=== OBJETIVO DA TAREFA ===
Cite palavra por palavra o trecho do texto sobre dolo eventual e culpa consciente que vai de "Resumo criado por" até "certamente causa confusão.".

=== TEXTO CITADO ===
Dolo Eventual x Culpa Consciente

Resumo:


  • A popularização dos termos jurídicos no Brasil é impulsionada pelas redes sociais, mas muitas pessoas não conhecem seus significados, causando confusão.

  • O dolo eventual e a culpa consciente são conceitos jurídicos importantes, sendo o primeiro quando o agente assume o risco do resultado e o segundo quando espera que o resultado não ocorra, mas não faz nada para evitá-lo.

  • No caso da Boate Kiss, a distinção entre dolo eventual e culpa consciente foi crucial para a definição das penas dos réus, demonstrando a importância de compreender esses conceitos no sistema jurídico.

Resumo criado por JUSTICIA, o assistente de inteligência artificial do Jus.

Com avanço da tecnologia, os termos jurídicos têm cada vez mais se espalhado entre a população brasileira, isso se dá pela rapidez que as informações se propagam, sendo as redes sociais, sem dúvidas, o grande percussor. A problemática, está no fato de que embora grande parte do povo esteja em direto acesso a esses termos jurídicos, raramente conhecem seus significados, o que certamente causa confusão.

O caso da Boate Kiss, ocorrido em 2013, recentemente voltou a tomar espaço nas mídias, devido a minissérie lançada pela plataforma Netflix. À época do julgamento deste caso, em 2021, muito se discutiu se aos réus deveria se aplicar "dolo eventual" ou "culpa consciente", a população naturalmente ficou perdida, pois não sabiam o que isso significava.

=== DADOS REGISTRADOS ===
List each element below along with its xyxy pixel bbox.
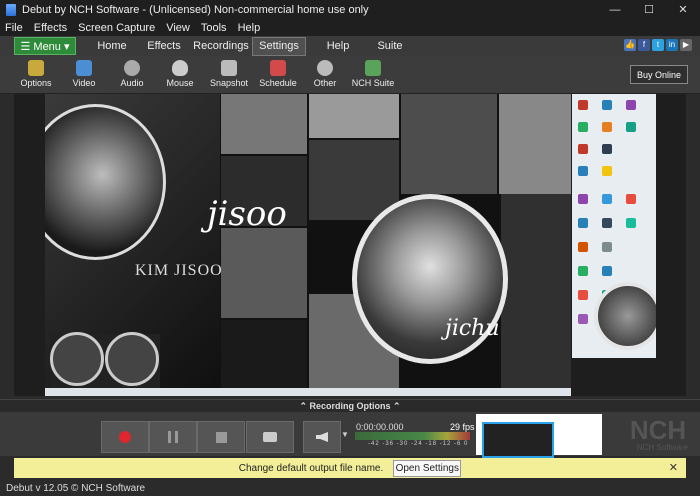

=== RESPOSTA ESCRITA ===
Resumo criado por JUSTICIA, o assistente de inteligência artificial do Jus.

Com avanço da tecnologia, os termos jurídicos têm cada vez mais se espalhado entre a população brasileira, isso se dá pela rapidez que as informações se propagam, sendo as redes sociais, sem dúvidas, o grande percussor. A problemática, está no fato de que embora grande parte do povo esteja em direto acesso a esses termos jurídicos, raramente conhecem seus significados, o que certamente causa confusão.